• _What is required_:
Every line of the records below should be restated exactly.

(Rows from a dataset)
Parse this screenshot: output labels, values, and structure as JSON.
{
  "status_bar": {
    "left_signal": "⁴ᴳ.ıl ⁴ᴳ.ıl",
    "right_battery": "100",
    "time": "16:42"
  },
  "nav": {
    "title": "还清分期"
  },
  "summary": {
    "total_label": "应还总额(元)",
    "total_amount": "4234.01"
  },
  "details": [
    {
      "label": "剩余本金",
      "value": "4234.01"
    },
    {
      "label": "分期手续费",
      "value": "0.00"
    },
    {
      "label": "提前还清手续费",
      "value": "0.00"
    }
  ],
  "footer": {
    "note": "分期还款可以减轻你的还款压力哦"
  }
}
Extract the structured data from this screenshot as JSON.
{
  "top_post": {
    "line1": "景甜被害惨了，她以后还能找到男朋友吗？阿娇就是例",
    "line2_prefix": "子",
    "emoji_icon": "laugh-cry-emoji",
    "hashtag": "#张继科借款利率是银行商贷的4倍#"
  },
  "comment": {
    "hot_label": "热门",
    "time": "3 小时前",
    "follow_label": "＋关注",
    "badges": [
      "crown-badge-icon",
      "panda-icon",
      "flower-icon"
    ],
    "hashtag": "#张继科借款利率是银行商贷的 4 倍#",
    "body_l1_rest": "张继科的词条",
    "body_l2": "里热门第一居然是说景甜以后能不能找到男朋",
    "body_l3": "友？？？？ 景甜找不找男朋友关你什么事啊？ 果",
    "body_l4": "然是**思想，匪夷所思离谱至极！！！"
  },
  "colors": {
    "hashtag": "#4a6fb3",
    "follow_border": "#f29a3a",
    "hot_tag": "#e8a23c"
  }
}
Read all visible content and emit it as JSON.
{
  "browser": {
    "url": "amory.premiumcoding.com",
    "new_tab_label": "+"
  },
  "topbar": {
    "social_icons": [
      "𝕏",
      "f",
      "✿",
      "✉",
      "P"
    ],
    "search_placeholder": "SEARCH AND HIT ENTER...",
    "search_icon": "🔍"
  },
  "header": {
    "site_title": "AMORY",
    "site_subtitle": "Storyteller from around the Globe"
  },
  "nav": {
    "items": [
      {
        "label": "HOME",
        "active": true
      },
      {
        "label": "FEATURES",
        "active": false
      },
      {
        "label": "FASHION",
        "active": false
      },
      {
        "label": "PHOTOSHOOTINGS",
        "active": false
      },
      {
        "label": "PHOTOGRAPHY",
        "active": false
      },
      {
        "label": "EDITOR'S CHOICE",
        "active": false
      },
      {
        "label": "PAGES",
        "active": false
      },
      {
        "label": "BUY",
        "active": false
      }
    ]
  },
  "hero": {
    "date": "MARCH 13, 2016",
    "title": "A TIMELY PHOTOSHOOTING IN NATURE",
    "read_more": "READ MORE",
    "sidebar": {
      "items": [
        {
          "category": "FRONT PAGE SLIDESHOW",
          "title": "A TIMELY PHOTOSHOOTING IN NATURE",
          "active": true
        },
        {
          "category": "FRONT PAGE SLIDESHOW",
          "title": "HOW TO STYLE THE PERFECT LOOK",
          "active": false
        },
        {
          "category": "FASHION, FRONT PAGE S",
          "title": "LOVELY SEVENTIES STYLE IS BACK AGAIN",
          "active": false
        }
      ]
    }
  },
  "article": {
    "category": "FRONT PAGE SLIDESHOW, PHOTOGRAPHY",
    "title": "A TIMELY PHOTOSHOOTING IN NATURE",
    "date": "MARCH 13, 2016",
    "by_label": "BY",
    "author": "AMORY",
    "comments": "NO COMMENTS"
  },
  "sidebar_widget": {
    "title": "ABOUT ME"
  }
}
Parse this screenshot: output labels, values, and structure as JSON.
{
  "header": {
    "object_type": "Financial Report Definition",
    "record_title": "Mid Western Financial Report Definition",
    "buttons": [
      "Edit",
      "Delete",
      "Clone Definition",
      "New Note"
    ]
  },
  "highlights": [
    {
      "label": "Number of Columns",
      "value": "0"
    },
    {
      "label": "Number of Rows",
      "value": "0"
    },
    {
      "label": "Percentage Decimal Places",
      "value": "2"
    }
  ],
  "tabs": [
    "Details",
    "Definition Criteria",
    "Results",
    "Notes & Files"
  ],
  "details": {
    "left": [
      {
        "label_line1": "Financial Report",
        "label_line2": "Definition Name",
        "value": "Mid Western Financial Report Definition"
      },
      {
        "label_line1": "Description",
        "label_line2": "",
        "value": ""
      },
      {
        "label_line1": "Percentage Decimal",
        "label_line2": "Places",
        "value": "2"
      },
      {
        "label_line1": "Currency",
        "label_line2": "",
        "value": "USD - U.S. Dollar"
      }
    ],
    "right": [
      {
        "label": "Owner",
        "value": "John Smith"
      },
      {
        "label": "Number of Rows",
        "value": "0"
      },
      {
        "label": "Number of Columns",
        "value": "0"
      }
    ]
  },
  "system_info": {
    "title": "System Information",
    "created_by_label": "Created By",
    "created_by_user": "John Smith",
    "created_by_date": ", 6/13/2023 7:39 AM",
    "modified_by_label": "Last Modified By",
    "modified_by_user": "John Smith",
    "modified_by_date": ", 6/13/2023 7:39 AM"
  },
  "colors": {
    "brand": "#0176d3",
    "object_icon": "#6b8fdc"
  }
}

• _Solution to this task_:
Parse this screenshot: output labels, values, and structure as JSON.
{
  "status_bar": {
    "left_signal": "⁴ᴳ.ıl ⁴ᴳ.ıl",
    "right_battery": "100",
    "time": "16:42"
  },
  "nav": {
    "title": "还清分期"
  },
  "summary": {
    "total_label": "应还总额(元)",
    "total_amount": "4234.01"
  },
  "details": [
    {
      "label": "剩余本金",
      "value": "4234.01"
    },
    {
      "label": "分期手续费",
      "value": "0.00"
    },
    {
      "label": "提前还清手续费",
      "value": "0.00"
    }
  ],
  "footer": {
    "note": "分期还款可以减轻你的还款压力哦"
  }
}
Extract the structured data from this screenshot as JSON.
{
  "top_post": {
    "line1": "景甜被害惨了，她以后还能找到男朋友吗？阿娇就是例",
    "line2_prefix": "子",
    "emoji_icon": "laugh-cry-emoji",
    "hashtag": "#张继科借款利率是银行商贷的4倍#"
  },
  "comment": {
    "hot_label": "热门",
    "time": "3 小时前",
    "follow_label": "＋关注",
    "badges": [
      "crown-badge-icon",
      "panda-icon",
      "flower-icon"
    ],
    "hashtag": "#张继科借款利率是银行商贷的 4 倍#",
    "body_l1_rest": "张继科的词条",
    "body_l2": "里热门第一居然是说景甜以后能不能找到男朋",
    "body_l3": "友？？？？ 景甜找不找男朋友关你什么事啊？ 果",
    "body_l4": "然是**思想，匪夷所思离谱至极！！！"
  },
  "colors": {
    "hashtag": "#4a6fb3",
    "follow_border": "#f29a3a",
    "hot_tag": "#e8a23c"
  }
}
Read all visible content and emit it as JSON.
{
  "browser": {
    "url": "amory.premiumcoding.com",
    "new_tab_label": "+"
  },
  "topbar": {
    "social_icons": [
      "𝕏",
      "f",
      "✿",
      "✉",
      "P"
    ],
    "search_placeholder": "SEARCH AND HIT ENTER...",
    "search_icon": "🔍"
  },
  "header": {
    "site_title": "AMORY",
    "site_subtitle": "Storyteller from around the Globe"
  },
  "nav": {
    "items": [
      {
        "label": "HOME",
        "active": true
      },
      {
        "label": "FEATURES",
        "active": false
      },
      {
        "label": "FASHION",
        "active": false
      },
      {
        "label": "PHOTOSHOOTINGS",
        "active": false
      },
      {
        "label": "PHOTOGRAPHY",
        "active": false
      },
      {
        "label": "EDITOR'S CHOICE",
        "active": false
      },
      {
        "label": "PAGES",
        "active": false
      },
      {
        "label": "BUY",
        "active": false
      }
    ]
  },
  "hero": {
    "date": "MARCH 13, 2016",
    "title": "A TIMELY PHOTOSHOOTING IN NATURE",
    "read_more": "READ MORE",
    "sidebar": {
      "items": [
        {
          "category": "FRONT PAGE SLIDESHOW",
          "title": "A TIMELY PHOTOSHOOTING IN NATURE",
          "active": true
        },
        {
          "category": "FRONT PAGE SLIDESHOW",
          "title": "HOW TO STYLE THE PERFECT LOOK",
          "active": false
        },
        {
          "category": "FASHION, FRONT PAGE S",
          "title": "LOVELY SEVENTIES STYLE IS BACK AGAIN",
          "active": false
        }
      ]
    }
  },
  "article": {
    "category": "FRONT PAGE SLIDESHOW, PHOTOGRAPHY",
    "title": "A TIMELY PHOTOSHOOTING IN NATURE",
    "date": "MARCH 13, 2016",
    "by_label": "BY",
    "author": "AMORY",
    "comments": "NO COMMENTS"
  },
  "sidebar_widget": {
    "title": "ABOUT ME"
  }
}
Parse this screenshot: output labels, values, and structure as JSON.
{
  "header": {
    "object_type": "Financial Report Definition",
    "record_title": "Mid Western Financial Report Definition",
    "buttons": [
      "Edit",
      "Delete",
      "Clone Definition",
      "New Note"
    ]
  },
  "highlights": [
    {
      "label": "Number of Columns",
      "value": "0"
    },
    {
      "label": "Number of Rows",
      "value": "0"
    },
    {
      "label": "Percentage Decimal Places",
      "value": "2"
    }
  ],
  "tabs": [
    "Details",
    "Definition Criteria",
    "Results",
    "Notes & Files"
  ],
  "details": {
    "left": [
      {
        "label_line1": "Financial Report",
        "label_line2": "Definition Name",
        "value": "Mid Western Financial Report Definition"
      },
      {
        "label_line1": "Description",
        "label_line2": "",
        "value": ""
      },
      {
        "label_line1": "Percentage Decimal",
        "label_line2": "Places",
        "value": "2"
      },
      {
        "label_line1": "Currency",
        "label_line2": "",
        "value": "USD - U.S. Dollar"
      }
    ],
    "right": [
      {
        "label": "Owner",
        "value": "John Smith"
      },
      {
        "label": "Number of Rows",
        "value": "0"
      },
      {
        "label": "Number of Columns",
        "value": "0"
      }
    ]
  },
  "system_info": {
    "title": "System Information",
    "created_by_label": "Created By",
    "created_by_user": "John Smith",
    "created_by_date": ", 6/13/2023 7:39 AM",
    "modified_by_label": "Last Modified By",
    "modified_by_user": "John Smith",
    "modified_by_date": ", 6/13/2023 7:39 AM"
  },
  "colors": {
    "brand": "#0176d3",
    "object_icon": "#6b8fdc"
  }
}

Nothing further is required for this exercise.